## SUPPLIED MATERIAL

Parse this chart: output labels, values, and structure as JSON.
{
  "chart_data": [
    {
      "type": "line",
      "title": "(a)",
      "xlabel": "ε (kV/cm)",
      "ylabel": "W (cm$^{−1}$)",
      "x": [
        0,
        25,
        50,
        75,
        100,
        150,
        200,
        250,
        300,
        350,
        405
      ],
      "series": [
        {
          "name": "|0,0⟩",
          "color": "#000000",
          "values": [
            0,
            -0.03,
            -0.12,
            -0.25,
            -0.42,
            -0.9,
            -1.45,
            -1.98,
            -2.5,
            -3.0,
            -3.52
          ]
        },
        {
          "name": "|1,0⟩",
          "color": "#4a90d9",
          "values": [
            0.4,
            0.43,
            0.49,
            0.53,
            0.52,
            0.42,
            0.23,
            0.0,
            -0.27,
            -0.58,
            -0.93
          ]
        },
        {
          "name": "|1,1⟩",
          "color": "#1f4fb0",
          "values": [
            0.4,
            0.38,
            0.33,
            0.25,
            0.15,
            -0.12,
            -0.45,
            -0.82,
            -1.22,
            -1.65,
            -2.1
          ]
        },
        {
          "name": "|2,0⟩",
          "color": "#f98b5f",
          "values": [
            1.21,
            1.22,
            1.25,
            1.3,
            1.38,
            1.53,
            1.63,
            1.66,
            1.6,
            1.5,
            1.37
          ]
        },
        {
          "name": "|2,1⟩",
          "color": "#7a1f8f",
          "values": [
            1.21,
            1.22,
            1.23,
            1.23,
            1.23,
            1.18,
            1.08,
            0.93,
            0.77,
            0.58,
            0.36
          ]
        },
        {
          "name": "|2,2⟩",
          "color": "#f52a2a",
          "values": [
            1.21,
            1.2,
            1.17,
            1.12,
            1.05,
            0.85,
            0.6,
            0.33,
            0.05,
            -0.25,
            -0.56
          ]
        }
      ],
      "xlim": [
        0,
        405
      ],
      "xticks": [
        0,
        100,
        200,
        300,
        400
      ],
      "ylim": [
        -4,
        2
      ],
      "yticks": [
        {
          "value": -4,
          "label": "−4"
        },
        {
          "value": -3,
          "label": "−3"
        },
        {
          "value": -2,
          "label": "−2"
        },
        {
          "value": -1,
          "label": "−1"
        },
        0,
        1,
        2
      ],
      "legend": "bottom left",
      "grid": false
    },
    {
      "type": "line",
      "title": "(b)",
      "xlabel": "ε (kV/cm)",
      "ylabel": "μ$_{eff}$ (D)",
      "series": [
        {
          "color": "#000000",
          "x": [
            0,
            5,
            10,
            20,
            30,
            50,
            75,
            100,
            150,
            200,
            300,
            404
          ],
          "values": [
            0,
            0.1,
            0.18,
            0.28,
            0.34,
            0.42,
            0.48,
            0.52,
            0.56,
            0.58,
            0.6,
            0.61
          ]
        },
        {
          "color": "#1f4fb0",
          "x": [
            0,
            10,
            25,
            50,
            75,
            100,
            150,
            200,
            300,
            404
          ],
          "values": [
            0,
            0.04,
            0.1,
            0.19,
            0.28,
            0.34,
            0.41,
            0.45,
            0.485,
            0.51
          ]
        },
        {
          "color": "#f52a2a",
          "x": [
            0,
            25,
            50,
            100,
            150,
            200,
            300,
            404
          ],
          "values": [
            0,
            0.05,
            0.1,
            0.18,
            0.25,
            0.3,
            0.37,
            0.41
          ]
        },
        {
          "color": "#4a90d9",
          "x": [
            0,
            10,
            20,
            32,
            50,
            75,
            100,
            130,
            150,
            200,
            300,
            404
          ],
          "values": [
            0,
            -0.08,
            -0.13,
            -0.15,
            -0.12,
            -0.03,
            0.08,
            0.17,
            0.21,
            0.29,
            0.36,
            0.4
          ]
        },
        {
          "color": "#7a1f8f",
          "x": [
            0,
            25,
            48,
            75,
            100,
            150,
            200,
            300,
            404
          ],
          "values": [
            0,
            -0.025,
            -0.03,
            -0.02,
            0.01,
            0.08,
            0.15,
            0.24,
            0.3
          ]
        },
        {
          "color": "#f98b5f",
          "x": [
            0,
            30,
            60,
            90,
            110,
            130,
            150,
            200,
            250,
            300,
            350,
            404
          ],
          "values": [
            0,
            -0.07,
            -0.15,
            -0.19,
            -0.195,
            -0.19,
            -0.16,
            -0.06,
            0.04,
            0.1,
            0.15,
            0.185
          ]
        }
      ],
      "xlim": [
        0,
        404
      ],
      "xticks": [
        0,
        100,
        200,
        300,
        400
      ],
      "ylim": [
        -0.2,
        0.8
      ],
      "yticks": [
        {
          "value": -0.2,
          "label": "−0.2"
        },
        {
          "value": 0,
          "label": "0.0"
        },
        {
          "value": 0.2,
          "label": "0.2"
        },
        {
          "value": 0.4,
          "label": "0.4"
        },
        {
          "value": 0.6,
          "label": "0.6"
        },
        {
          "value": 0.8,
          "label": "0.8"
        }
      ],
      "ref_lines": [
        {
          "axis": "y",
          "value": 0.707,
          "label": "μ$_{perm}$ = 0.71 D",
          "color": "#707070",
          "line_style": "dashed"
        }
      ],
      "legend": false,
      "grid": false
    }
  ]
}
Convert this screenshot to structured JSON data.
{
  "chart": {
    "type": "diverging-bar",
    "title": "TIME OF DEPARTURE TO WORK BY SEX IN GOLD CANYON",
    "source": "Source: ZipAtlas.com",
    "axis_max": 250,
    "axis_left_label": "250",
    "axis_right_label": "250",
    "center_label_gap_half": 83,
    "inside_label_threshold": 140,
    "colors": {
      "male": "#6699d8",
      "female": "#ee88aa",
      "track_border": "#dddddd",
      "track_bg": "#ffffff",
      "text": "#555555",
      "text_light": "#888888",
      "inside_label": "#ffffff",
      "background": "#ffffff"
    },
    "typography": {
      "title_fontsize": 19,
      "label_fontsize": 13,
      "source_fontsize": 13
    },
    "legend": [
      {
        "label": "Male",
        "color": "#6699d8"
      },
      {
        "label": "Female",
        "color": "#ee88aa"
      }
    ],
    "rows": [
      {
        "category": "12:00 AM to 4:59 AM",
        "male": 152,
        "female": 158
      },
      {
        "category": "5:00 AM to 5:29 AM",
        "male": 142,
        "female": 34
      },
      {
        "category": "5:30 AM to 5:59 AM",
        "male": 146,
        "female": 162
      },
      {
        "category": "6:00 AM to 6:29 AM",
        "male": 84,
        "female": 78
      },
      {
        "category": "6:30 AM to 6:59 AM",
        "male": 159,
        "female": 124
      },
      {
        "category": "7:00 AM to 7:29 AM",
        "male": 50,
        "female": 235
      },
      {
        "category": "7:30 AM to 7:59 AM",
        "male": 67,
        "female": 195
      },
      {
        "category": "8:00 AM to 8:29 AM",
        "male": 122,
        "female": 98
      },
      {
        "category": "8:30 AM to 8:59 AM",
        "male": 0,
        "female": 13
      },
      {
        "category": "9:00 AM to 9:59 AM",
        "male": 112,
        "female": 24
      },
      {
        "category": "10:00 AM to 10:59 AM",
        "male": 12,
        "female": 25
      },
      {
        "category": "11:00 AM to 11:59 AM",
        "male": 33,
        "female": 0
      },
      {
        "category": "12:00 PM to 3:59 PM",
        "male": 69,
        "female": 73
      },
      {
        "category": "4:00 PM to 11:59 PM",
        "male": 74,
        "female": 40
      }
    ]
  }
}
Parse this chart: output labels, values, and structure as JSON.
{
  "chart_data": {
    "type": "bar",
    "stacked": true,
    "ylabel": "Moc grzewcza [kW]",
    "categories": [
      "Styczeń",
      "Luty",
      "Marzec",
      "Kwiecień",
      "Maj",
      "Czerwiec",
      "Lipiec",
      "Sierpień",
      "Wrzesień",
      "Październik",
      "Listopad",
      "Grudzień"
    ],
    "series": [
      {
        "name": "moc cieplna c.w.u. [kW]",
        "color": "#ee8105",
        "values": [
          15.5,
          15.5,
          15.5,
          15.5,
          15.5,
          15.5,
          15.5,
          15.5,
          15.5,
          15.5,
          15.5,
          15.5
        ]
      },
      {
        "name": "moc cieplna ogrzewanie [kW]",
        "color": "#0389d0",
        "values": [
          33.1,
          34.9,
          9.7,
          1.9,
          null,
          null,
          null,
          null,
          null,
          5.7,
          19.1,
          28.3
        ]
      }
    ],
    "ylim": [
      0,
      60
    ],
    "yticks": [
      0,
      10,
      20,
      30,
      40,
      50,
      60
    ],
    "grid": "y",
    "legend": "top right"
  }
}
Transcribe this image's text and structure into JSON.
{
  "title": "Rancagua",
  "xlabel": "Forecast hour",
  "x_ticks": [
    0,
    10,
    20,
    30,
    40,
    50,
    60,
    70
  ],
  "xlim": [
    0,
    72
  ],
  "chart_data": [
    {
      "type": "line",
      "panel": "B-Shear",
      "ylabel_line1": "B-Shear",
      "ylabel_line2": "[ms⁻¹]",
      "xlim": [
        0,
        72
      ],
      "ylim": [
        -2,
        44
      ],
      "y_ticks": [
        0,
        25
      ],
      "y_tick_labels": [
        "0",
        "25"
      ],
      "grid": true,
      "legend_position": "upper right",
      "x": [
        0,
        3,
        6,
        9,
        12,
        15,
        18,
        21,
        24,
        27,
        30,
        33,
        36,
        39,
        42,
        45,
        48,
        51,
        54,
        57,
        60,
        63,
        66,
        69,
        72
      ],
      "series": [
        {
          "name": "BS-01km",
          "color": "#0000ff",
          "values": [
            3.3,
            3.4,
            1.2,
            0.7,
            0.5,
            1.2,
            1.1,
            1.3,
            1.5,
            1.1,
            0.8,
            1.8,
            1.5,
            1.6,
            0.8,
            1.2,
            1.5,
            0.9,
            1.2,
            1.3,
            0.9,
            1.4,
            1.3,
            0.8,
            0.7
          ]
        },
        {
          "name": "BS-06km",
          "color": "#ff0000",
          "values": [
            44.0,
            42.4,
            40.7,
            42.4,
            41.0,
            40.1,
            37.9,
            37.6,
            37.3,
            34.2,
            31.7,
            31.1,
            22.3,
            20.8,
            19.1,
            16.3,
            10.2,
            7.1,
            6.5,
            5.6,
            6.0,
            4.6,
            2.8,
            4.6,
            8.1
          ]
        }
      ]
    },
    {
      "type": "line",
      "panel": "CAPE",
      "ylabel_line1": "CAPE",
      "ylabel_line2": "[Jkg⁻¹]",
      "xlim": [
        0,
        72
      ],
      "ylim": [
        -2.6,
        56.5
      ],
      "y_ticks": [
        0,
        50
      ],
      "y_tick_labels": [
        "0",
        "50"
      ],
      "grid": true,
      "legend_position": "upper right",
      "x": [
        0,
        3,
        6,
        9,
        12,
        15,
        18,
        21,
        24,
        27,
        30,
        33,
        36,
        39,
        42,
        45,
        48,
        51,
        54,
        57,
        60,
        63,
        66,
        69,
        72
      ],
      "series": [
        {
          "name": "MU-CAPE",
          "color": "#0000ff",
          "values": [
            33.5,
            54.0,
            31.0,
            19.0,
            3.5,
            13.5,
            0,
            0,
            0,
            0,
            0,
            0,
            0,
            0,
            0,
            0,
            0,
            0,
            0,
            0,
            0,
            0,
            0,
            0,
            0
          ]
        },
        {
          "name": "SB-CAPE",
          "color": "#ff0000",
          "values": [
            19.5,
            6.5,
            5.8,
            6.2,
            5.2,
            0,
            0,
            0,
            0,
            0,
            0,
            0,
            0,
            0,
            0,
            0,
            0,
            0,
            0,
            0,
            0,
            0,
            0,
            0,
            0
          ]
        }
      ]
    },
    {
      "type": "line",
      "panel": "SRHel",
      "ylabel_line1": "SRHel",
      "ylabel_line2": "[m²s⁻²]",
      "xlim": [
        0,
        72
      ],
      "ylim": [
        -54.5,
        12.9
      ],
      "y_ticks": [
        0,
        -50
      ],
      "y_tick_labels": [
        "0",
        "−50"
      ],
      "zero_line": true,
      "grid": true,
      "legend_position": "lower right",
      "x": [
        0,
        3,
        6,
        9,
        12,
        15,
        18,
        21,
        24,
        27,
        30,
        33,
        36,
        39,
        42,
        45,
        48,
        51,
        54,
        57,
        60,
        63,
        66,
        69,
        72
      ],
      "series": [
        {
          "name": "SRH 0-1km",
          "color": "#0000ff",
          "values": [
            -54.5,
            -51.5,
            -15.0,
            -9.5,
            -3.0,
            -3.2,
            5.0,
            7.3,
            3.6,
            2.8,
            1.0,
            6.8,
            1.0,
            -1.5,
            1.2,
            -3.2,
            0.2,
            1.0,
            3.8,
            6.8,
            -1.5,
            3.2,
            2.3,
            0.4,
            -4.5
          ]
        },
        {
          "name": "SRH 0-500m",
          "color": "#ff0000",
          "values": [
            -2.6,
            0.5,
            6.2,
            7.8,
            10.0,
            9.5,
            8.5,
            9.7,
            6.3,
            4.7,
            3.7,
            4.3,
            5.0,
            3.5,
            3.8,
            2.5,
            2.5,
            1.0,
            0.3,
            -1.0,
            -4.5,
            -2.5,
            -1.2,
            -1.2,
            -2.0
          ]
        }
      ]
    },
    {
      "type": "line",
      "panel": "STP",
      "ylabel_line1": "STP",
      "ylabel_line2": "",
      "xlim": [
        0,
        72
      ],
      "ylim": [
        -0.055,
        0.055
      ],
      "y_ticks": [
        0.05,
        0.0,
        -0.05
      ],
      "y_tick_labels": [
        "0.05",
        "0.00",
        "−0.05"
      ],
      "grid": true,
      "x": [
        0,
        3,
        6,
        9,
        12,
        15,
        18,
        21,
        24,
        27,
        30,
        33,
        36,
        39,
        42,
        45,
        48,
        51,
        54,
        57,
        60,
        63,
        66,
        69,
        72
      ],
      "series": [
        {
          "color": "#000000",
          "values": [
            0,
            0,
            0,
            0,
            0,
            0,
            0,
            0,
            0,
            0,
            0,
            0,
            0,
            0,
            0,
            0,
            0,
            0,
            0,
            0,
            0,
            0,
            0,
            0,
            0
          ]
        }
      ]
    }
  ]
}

## WHAT IS BEING ASKED
Search the lines above for the string "this", then show every one that has it.

## REPLY TO THE TASK
Parse this chart: output labels, values, and structure as JSON.
Convert this screenshot to structured JSON data.
Parse this chart: output labels, values, and structure as JSON.
Transcribe this image's text and structure into JSON.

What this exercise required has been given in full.